▶ **Stated problem**:
Here are some records. Copy each one exactly.

--- Begin ---

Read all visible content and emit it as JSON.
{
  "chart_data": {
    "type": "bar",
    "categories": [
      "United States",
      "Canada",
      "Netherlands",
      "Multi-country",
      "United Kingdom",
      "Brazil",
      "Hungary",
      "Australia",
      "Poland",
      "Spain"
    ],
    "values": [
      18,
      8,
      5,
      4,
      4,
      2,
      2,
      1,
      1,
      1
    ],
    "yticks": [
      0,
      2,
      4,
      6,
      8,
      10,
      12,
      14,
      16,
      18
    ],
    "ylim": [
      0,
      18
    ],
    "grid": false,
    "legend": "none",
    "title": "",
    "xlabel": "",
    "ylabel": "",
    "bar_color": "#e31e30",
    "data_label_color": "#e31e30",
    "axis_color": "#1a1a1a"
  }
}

--- End ---

▶ **Completed task**:
Read all visible content and emit it as JSON.
{
  "chart_data": {
    "type": "bar",
    "categories": [
      "United States",
      "Canada",
      "Netherlands",
      "Multi-country",
      "United Kingdom",
      "Brazil",
      "Hungary",
      "Australia",
      "Poland",
      "Spain"
    ],
    "values": [
      18,
      8,
      5,
      4,
      4,
      2,
      2,
      1,
      1,
      1
    ],
    "yticks": [
      0,
      2,
      4,
      6,
      8,
      10,
      12,
      14,
      16,
      18
    ],
    "ylim": [
      0,
      18
    ],
    "grid": false,
    "legend": "none",
    "title": "",
    "xlabel": "",
    "ylabel": "",
    "bar_color": "#e31e30",
    "data_label_color": "#e31e30",
    "axis_color": "#1a1a1a"
  }
}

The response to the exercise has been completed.